(Job):
Wherever a line holds the string "amount", copy that line.

::: Dataset entries

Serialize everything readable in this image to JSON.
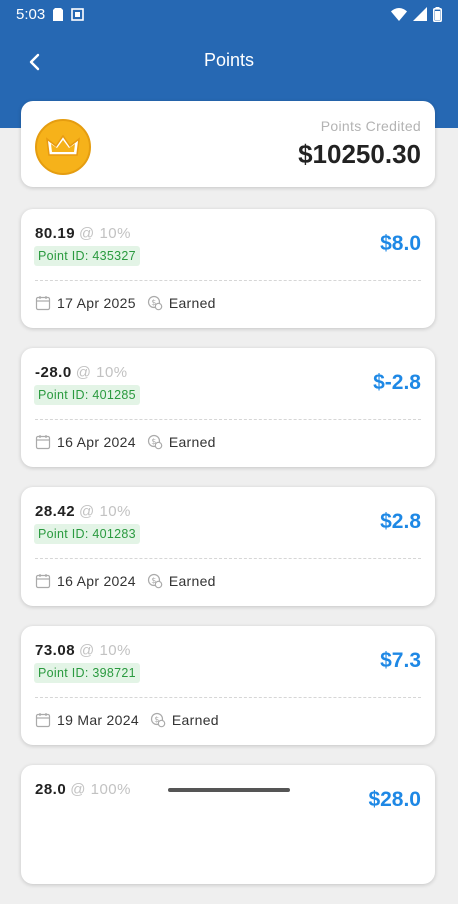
{
  "status": {
    "time": "5:03"
  },
  "header": {
    "title": "Points"
  },
  "summary": {
    "label": "Points Credited",
    "total": "$10250.30"
  },
  "entries": [
    {
      "points": "80.19",
      "rate": "@ 10%",
      "point_id": "Point ID: 435327",
      "amount": "$8.0",
      "date": "17 Apr 2025",
      "status": "Earned"
    },
    {
      "points": "-28.0",
      "rate": "@ 10%",
      "point_id": "Point ID: 401285",
      "amount": "$-2.8",
      "date": "16 Apr 2024",
      "status": "Earned"
    },
    {
      "points": "28.42",
      "rate": "@ 10%",
      "point_id": "Point ID: 401283",
      "amount": "$2.8",
      "date": "16 Apr 2024",
      "status": "Earned"
    },
    {
      "points": "73.08",
      "rate": "@ 10%",
      "point_id": "Point ID: 398721",
      "amount": "$7.3",
      "date": "19 Mar 2024",
      "status": "Earned"
    },
    {
      "points": "28.0",
      "rate": "@ 100%",
      "point_id": "",
      "amount": "$28.0",
      "date": "",
      "status": ""
    }
  ],
  "colors": {
    "primary": "#2668b3",
    "amount": "#1e88e5",
    "id_badge_bg": "#e3f4e6",
    "id_badge_text": "#2a9a3f",
    "crown_badge": "#f6b21a"
  },
  "icons": {
    "back": "chevron-left-icon",
    "calendar": "calendar-icon",
    "coin": "coin-icon",
    "crown": "crown-icon"
  }
}
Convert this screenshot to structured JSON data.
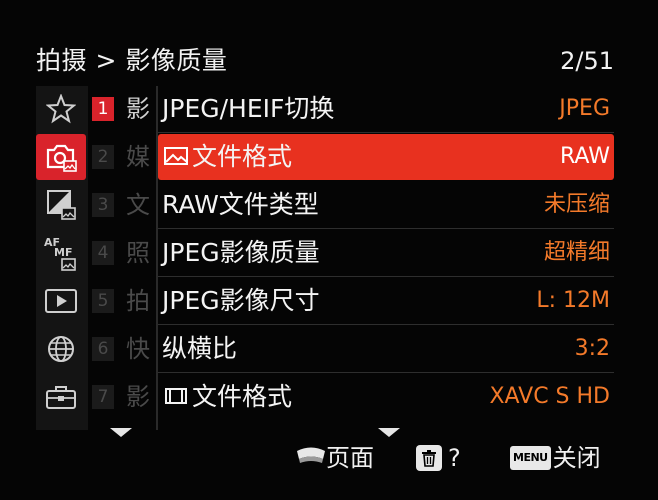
{
  "header": {
    "breadcrumb": "拍摄 > 影像质量",
    "page": "2/51"
  },
  "sidebar": {
    "categories": [
      {
        "icon": "star-icon",
        "active": false
      },
      {
        "icon": "camera-icon",
        "active": true
      },
      {
        "icon": "exposure-color-icon",
        "active": false
      },
      {
        "icon": "af-mf-icon",
        "active": false
      },
      {
        "icon": "playback-icon",
        "active": false
      },
      {
        "icon": "network-globe-icon",
        "active": false
      },
      {
        "icon": "toolbox-icon",
        "active": false
      }
    ]
  },
  "subtabs": [
    {
      "num": "1",
      "char": "影",
      "active": true
    },
    {
      "num": "2",
      "char": "媒",
      "active": false
    },
    {
      "num": "3",
      "char": "文",
      "active": false
    },
    {
      "num": "4",
      "char": "照",
      "active": false
    },
    {
      "num": "5",
      "char": "拍",
      "active": false
    },
    {
      "num": "6",
      "char": "快",
      "active": false
    },
    {
      "num": "7",
      "char": "影",
      "active": false
    }
  ],
  "menu": {
    "rows": [
      {
        "label": "JPEG/HEIF切换",
        "value": "JPEG"
      },
      {
        "label": "文件格式",
        "value": "RAW",
        "icon": "still-image-icon"
      },
      {
        "label": "RAW文件类型",
        "value": "未压缩"
      },
      {
        "label": "JPEG影像质量",
        "value": "超精细"
      },
      {
        "label": "JPEG影像尺寸",
        "value": "L: 12M"
      },
      {
        "label": "纵横比",
        "value": "3:2"
      },
      {
        "label": "文件格式",
        "value": "XAVC S HD",
        "icon": "movie-icon"
      }
    ],
    "selected_index": 1
  },
  "footer": {
    "page_label": "页面",
    "help_label": "?",
    "menu_key": "MENU",
    "close_label": "关闭"
  },
  "colors": {
    "accent_red": "#d9232b",
    "selected_row": "#e8311f",
    "value_orange": "#f47a2a"
  }
}
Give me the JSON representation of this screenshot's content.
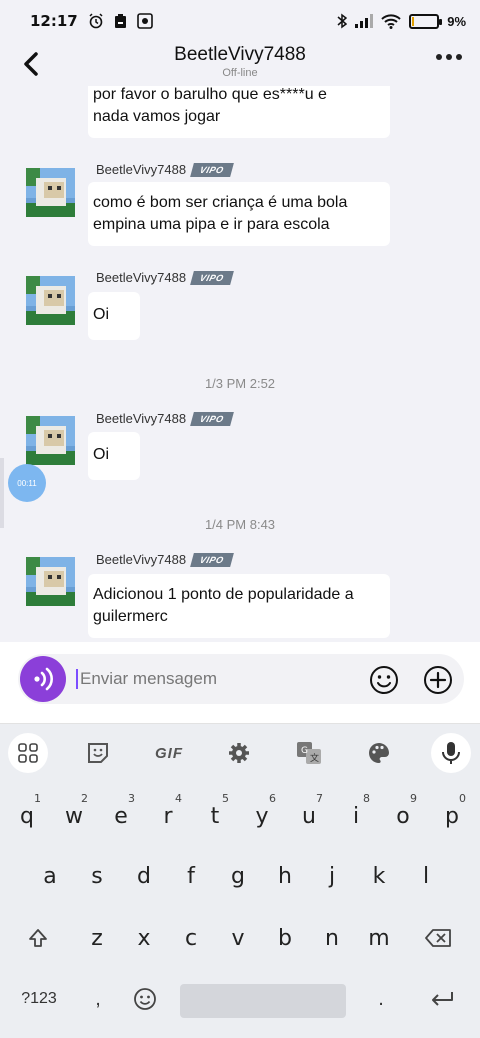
{
  "status_bar": {
    "time": "12:17",
    "battery_pct": "9",
    "battery_level": 0.09
  },
  "header": {
    "title": "BeetleVivy7488",
    "subtitle": "Off-line"
  },
  "messages": [
    {
      "text_line1": "por favor o barulho que es****u e",
      "text_line2": "nada vamos jogar"
    },
    {
      "sender": "BeetleVivy7488",
      "badge": "VIPO",
      "text_line1": "como é bom ser criança é uma bola",
      "text_line2": "empina uma pipa e ir para escola"
    },
    {
      "sender": "BeetleVivy7488",
      "badge": "VIPO",
      "text": "Oi"
    },
    {
      "timestamp": "1/3 PM 2:52"
    },
    {
      "sender": "BeetleVivy7488",
      "badge": "VIPO",
      "text": "Oi"
    },
    {
      "timestamp": "1/4 PM 8:43"
    },
    {
      "sender": "BeetleVivy7488",
      "badge": "VIPO",
      "text_line1": "Adicionou 1 ponto de popularidade a",
      "text_line2": "guilermerc"
    }
  ],
  "floating_bubble": "00:11",
  "composer": {
    "placeholder": "Enviar mensagem"
  },
  "keyboard": {
    "toolbar": [
      "apps-icon",
      "sticker-icon",
      "GIF",
      "settings-icon",
      "translate-icon",
      "palette-icon",
      "mic-icon"
    ],
    "gif_label": "GIF",
    "row1": [
      {
        "k": "q",
        "n": "1"
      },
      {
        "k": "w",
        "n": "2"
      },
      {
        "k": "e",
        "n": "3"
      },
      {
        "k": "r",
        "n": "4"
      },
      {
        "k": "t",
        "n": "5"
      },
      {
        "k": "y",
        "n": "6"
      },
      {
        "k": "u",
        "n": "7"
      },
      {
        "k": "i",
        "n": "8"
      },
      {
        "k": "o",
        "n": "9"
      },
      {
        "k": "p",
        "n": "0"
      }
    ],
    "row2": [
      "a",
      "s",
      "d",
      "f",
      "g",
      "h",
      "j",
      "k",
      "l"
    ],
    "row3": [
      "z",
      "x",
      "c",
      "v",
      "b",
      "n",
      "m"
    ],
    "symbols_label": "?123",
    "comma": ",",
    "period": "."
  }
}
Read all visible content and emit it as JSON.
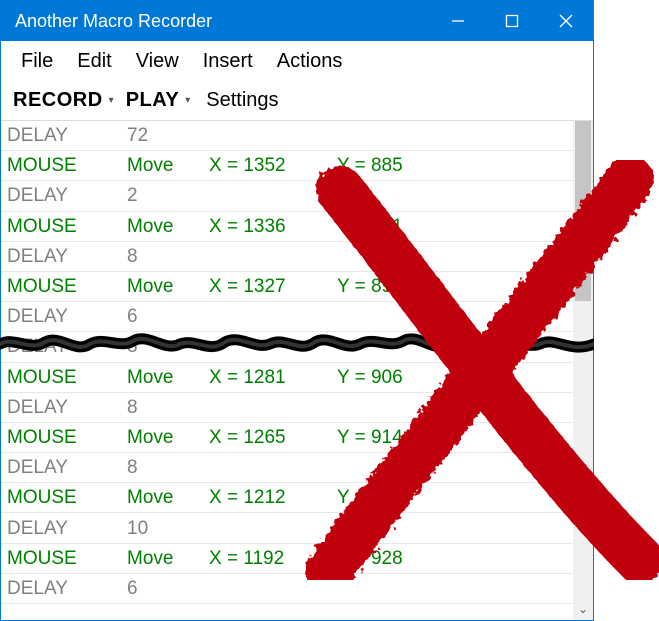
{
  "titlebar": {
    "title": "Another Macro Recorder"
  },
  "menubar": {
    "items": [
      "File",
      "Edit",
      "View",
      "Insert",
      "Actions"
    ]
  },
  "toolbar": {
    "record": "RECORD",
    "play": "PLAY",
    "settings": "Settings"
  },
  "rows": [
    {
      "type": "delay",
      "c1": "DELAY",
      "c2": "72",
      "c3": "",
      "c4": ""
    },
    {
      "type": "mouse",
      "c1": "MOUSE",
      "c2": "Move",
      "c3": "X = 1352",
      "c4": "Y = 885"
    },
    {
      "type": "delay",
      "c1": "DELAY",
      "c2": "2",
      "c3": "",
      "c4": ""
    },
    {
      "type": "mouse",
      "c1": "MOUSE",
      "c2": "Move",
      "c3": "X = 1336",
      "c4": "Y = 891"
    },
    {
      "type": "delay",
      "c1": "DELAY",
      "c2": "8",
      "c3": "",
      "c4": ""
    },
    {
      "type": "mouse",
      "c1": "MOUSE",
      "c2": "Move",
      "c3": "X = 1327",
      "c4": "Y = 895"
    },
    {
      "type": "delay",
      "c1": "DELAY",
      "c2": "6",
      "c3": "",
      "c4": ""
    },
    {
      "type": "delay",
      "c1": "DELAY",
      "c2": "8",
      "c3": "",
      "c4": ""
    },
    {
      "type": "mouse",
      "c1": "MOUSE",
      "c2": "Move",
      "c3": "X = 1281",
      "c4": "Y = 906"
    },
    {
      "type": "delay",
      "c1": "DELAY",
      "c2": "8",
      "c3": "",
      "c4": ""
    },
    {
      "type": "mouse",
      "c1": "MOUSE",
      "c2": "Move",
      "c3": "X = 1265",
      "c4": "Y = 914"
    },
    {
      "type": "delay",
      "c1": "DELAY",
      "c2": "8",
      "c3": "",
      "c4": ""
    },
    {
      "type": "mouse",
      "c1": "MOUSE",
      "c2": "Move",
      "c3": "X = 1212",
      "c4": "Y = 923"
    },
    {
      "type": "delay",
      "c1": "DELAY",
      "c2": "10",
      "c3": "",
      "c4": ""
    },
    {
      "type": "mouse",
      "c1": "MOUSE",
      "c2": "Move",
      "c3": "X = 1192",
      "c4": "Y = 928"
    },
    {
      "type": "delay",
      "c1": "DELAY",
      "c2": "6",
      "c3": "",
      "c4": ""
    }
  ],
  "colors": {
    "titlebar": "#0078d7",
    "mouse_row": "#008000",
    "delay_row": "#808080",
    "cross": "#c00010"
  }
}
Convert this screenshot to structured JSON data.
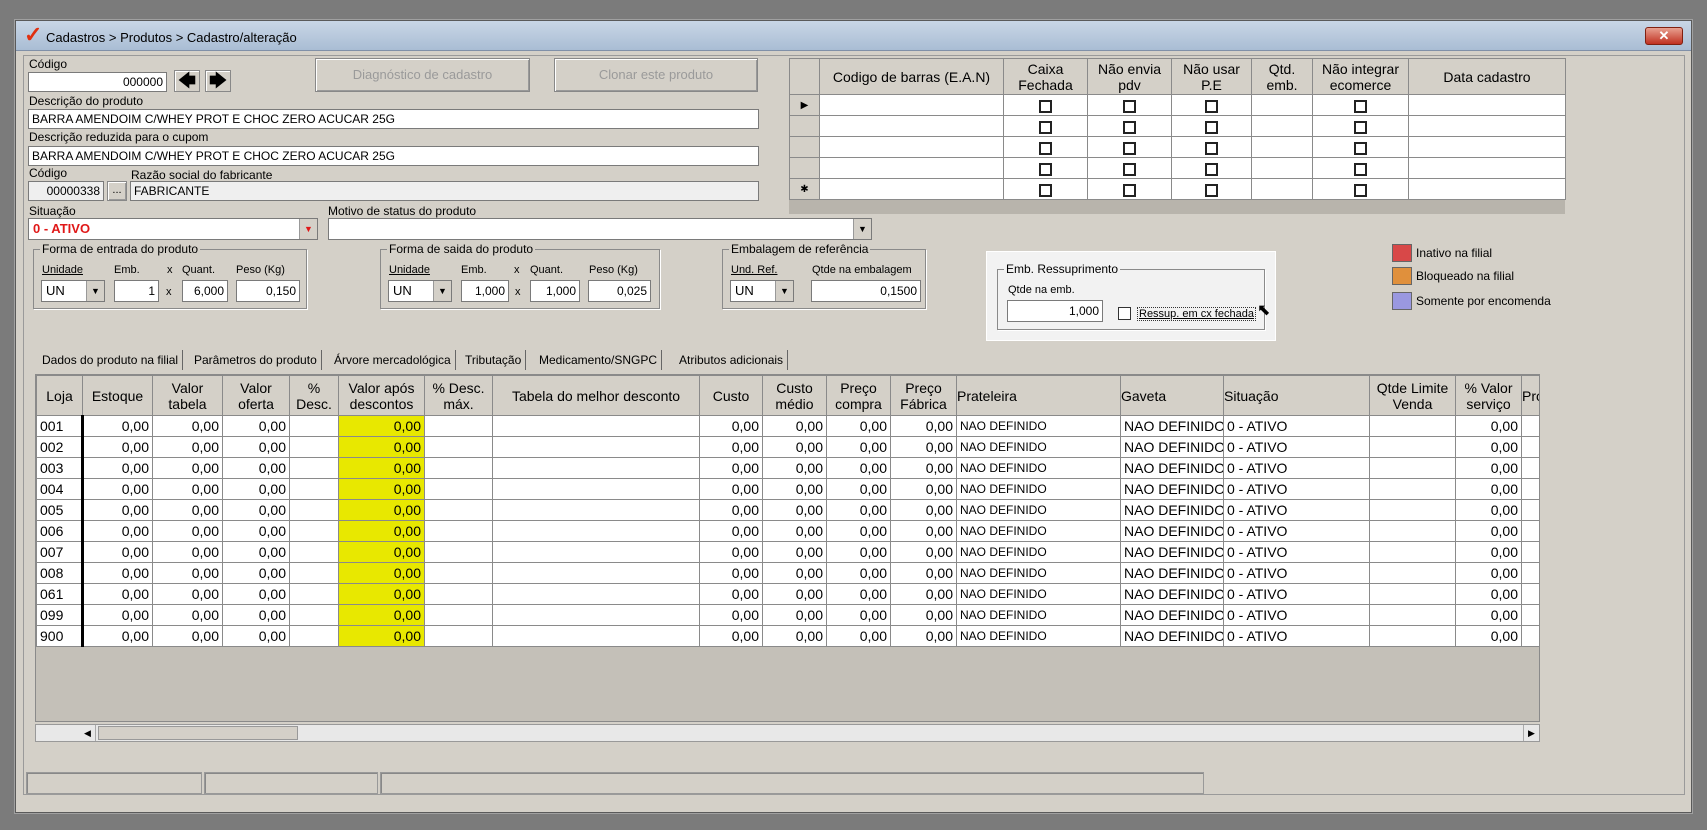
{
  "window": {
    "title": "Cadastros > Produtos > Cadastro/alteração",
    "close_label": "✕"
  },
  "form": {
    "codigo_label": "Código",
    "codigo_value": "000000",
    "diag_button": "Diagnóstico de cadastro",
    "clone_button": "Clonar este produto",
    "descricao_label": "Descrição  do produto",
    "descricao_value": "BARRA AMENDOIM C/WHEY PROT E CHOC ZERO ACUCAR 25G",
    "descricao_reduzida_label": "Descrição reduzida para o cupom",
    "descricao_reduzida_value": "BARRA AMENDOIM C/WHEY PROT E CHOC ZERO ACUCAR 25G",
    "fab_codigo_label": "Código",
    "fab_codigo_value": "00000338",
    "fab_ellipsis": "...",
    "razao_label": "Razão social do fabricante",
    "razao_value": "FABRICANTE",
    "situacao_label": "Situação",
    "situacao_value": "0 - ATIVO",
    "motivo_label": "Motivo de status do produto",
    "motivo_value": ""
  },
  "entrada": {
    "title": "Forma de entrada do produto",
    "unidade_label": "Unidade",
    "emb_label": "Emb.",
    "x": "x",
    "quant_label": "Quant.",
    "peso_label": "Peso (Kg)",
    "unidade": "UN",
    "emb": "1",
    "quant": "6,000",
    "peso": "0,150"
  },
  "saida": {
    "title": "Forma de saida do produto",
    "unidade_label": "Unidade",
    "emb_label": "Emb.",
    "x": "x",
    "quant_label": "Quant.",
    "peso_label": "Peso (Kg)",
    "unidade": "UN",
    "emb": "1,000",
    "quant": "1,000",
    "peso": "0,025"
  },
  "embalagem_ref": {
    "title": "Embalagem de referência",
    "und_label": "Und. Ref.",
    "qtde_label": "Qtde na embalagem",
    "und": "UN",
    "qtde": "0,1500"
  },
  "ressup": {
    "title": "Emb. Ressuprimento",
    "qtde_label": "Qtde na emb.",
    "qtde": "1,000",
    "check_label": "Ressup. em cx fechada"
  },
  "legend": [
    {
      "label": "Inativo na filial",
      "color": "#d84848"
    },
    {
      "label": "Bloqueado na filial",
      "color": "#e0903c"
    },
    {
      "label": "Somente por encomenda",
      "color": "#9a98e0"
    }
  ],
  "ean_table": {
    "headers": [
      "Codigo de barras (E.A.N)",
      "Caixa Fechada",
      "Não envia pdv",
      "Não usar P.E",
      "Qtd. emb.",
      "Não integrar ecomerce",
      "Data cadastro"
    ],
    "row_indicators": [
      "▶",
      "",
      "",
      "",
      "✱"
    ]
  },
  "tabs": [
    "Dados do produto na filial",
    "Parâmetros do produto",
    "Árvore mercadológica",
    "Tributação",
    "Medicamento/SNGPC",
    "Atributos adicionais"
  ],
  "grid": {
    "headers": [
      "Loja",
      "Estoque",
      "Valor tabela",
      "Valor oferta",
      "% Desc.",
      "Valor após descontos",
      "% Desc. máx.",
      "Tabela do melhor desconto",
      "Custo",
      "Custo médio",
      "Preço compra",
      "Preço Fábrica",
      "Prateleira",
      "Gaveta",
      "Situação",
      "Qtde Limite Venda",
      "% Valor serviço",
      "Proj"
    ],
    "rows": [
      {
        "loja": "001",
        "estoque": "0,00",
        "vtab": "0,00",
        "voferta": "0,00",
        "desc": "",
        "vapos": "0,00",
        "descmax": "",
        "tabela": "",
        "custo": "0,00",
        "cmedio": "0,00",
        "pcompra": "0,00",
        "pfab": "0,00",
        "prat": "NAO DEFINIDO",
        "gaveta": "NAO DEFINIDO",
        "sit": "0 - ATIVO",
        "qlim": "",
        "vserv": "0,00"
      },
      {
        "loja": "002",
        "estoque": "0,00",
        "vtab": "0,00",
        "voferta": "0,00",
        "desc": "",
        "vapos": "0,00",
        "descmax": "",
        "tabela": "",
        "custo": "0,00",
        "cmedio": "0,00",
        "pcompra": "0,00",
        "pfab": "0,00",
        "prat": "NAO DEFINIDO",
        "gaveta": "NAO DEFINIDO",
        "sit": "0 - ATIVO",
        "qlim": "",
        "vserv": "0,00"
      },
      {
        "loja": "003",
        "estoque": "0,00",
        "vtab": "0,00",
        "voferta": "0,00",
        "desc": "",
        "vapos": "0,00",
        "descmax": "",
        "tabela": "",
        "custo": "0,00",
        "cmedio": "0,00",
        "pcompra": "0,00",
        "pfab": "0,00",
        "prat": "NAO DEFINIDO",
        "gaveta": "NAO DEFINIDO",
        "sit": "0 - ATIVO",
        "qlim": "",
        "vserv": "0,00"
      },
      {
        "loja": "004",
        "estoque": "0,00",
        "vtab": "0,00",
        "voferta": "0,00",
        "desc": "",
        "vapos": "0,00",
        "descmax": "",
        "tabela": "",
        "custo": "0,00",
        "cmedio": "0,00",
        "pcompra": "0,00",
        "pfab": "0,00",
        "prat": "NAO DEFINIDO",
        "gaveta": "NAO DEFINIDO",
        "sit": "0 - ATIVO",
        "qlim": "",
        "vserv": "0,00"
      },
      {
        "loja": "005",
        "estoque": "0,00",
        "vtab": "0,00",
        "voferta": "0,00",
        "desc": "",
        "vapos": "0,00",
        "descmax": "",
        "tabela": "",
        "custo": "0,00",
        "cmedio": "0,00",
        "pcompra": "0,00",
        "pfab": "0,00",
        "prat": "NAO DEFINIDO",
        "gaveta": "NAO DEFINIDO",
        "sit": "0 - ATIVO",
        "qlim": "",
        "vserv": "0,00"
      },
      {
        "loja": "006",
        "estoque": "0,00",
        "vtab": "0,00",
        "voferta": "0,00",
        "desc": "",
        "vapos": "0,00",
        "descmax": "",
        "tabela": "",
        "custo": "0,00",
        "cmedio": "0,00",
        "pcompra": "0,00",
        "pfab": "0,00",
        "prat": "NAO DEFINIDO",
        "gaveta": "NAO DEFINIDO",
        "sit": "0 - ATIVO",
        "qlim": "",
        "vserv": "0,00"
      },
      {
        "loja": "007",
        "estoque": "0,00",
        "vtab": "0,00",
        "voferta": "0,00",
        "desc": "",
        "vapos": "0,00",
        "descmax": "",
        "tabela": "",
        "custo": "0,00",
        "cmedio": "0,00",
        "pcompra": "0,00",
        "pfab": "0,00",
        "prat": "NAO DEFINIDO",
        "gaveta": "NAO DEFINIDO",
        "sit": "0 - ATIVO",
        "qlim": "",
        "vserv": "0,00"
      },
      {
        "loja": "008",
        "estoque": "0,00",
        "vtab": "0,00",
        "voferta": "0,00",
        "desc": "",
        "vapos": "0,00",
        "descmax": "",
        "tabela": "",
        "custo": "0,00",
        "cmedio": "0,00",
        "pcompra": "0,00",
        "pfab": "0,00",
        "prat": "NAO DEFINIDO",
        "gaveta": "NAO DEFINIDO",
        "sit": "0 - ATIVO",
        "qlim": "",
        "vserv": "0,00"
      },
      {
        "loja": "061",
        "estoque": "0,00",
        "vtab": "0,00",
        "voferta": "0,00",
        "desc": "",
        "vapos": "0,00",
        "descmax": "",
        "tabela": "",
        "custo": "0,00",
        "cmedio": "0,00",
        "pcompra": "0,00",
        "pfab": "0,00",
        "prat": "NAO DEFINIDO",
        "gaveta": "NAO DEFINIDO",
        "sit": "0 - ATIVO",
        "qlim": "",
        "vserv": "0,00"
      },
      {
        "loja": "099",
        "estoque": "0,00",
        "vtab": "0,00",
        "voferta": "0,00",
        "desc": "",
        "vapos": "0,00",
        "descmax": "",
        "tabela": "",
        "custo": "0,00",
        "cmedio": "0,00",
        "pcompra": "0,00",
        "pfab": "0,00",
        "prat": "NAO DEFINIDO",
        "gaveta": "NAO DEFINIDO",
        "sit": "0 - ATIVO",
        "qlim": "",
        "vserv": "0,00"
      },
      {
        "loja": "900",
        "estoque": "0,00",
        "vtab": "0,00",
        "voferta": "0,00",
        "desc": "",
        "vapos": "0,00",
        "descmax": "",
        "tabela": "",
        "custo": "0,00",
        "cmedio": "0,00",
        "pcompra": "0,00",
        "pfab": "0,00",
        "prat": "NAO DEFINIDO",
        "gaveta": "NAO DEFINIDO",
        "sit": "0 - ATIVO",
        "qlim": "",
        "vserv": "0,00"
      }
    ]
  },
  "icons": {
    "left_arrow": "arrow-left-icon",
    "right_arrow": "arrow-right-icon",
    "dropdown": "chevron-down-icon"
  }
}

::::::

(Exercise output):
      "amount": "$8.0",
      "amount": "$-2.8",
      "amount": "$2.8",
      "amount": "$7.3",
      "amount": "$28.0",
    "amount": "#1e88e5",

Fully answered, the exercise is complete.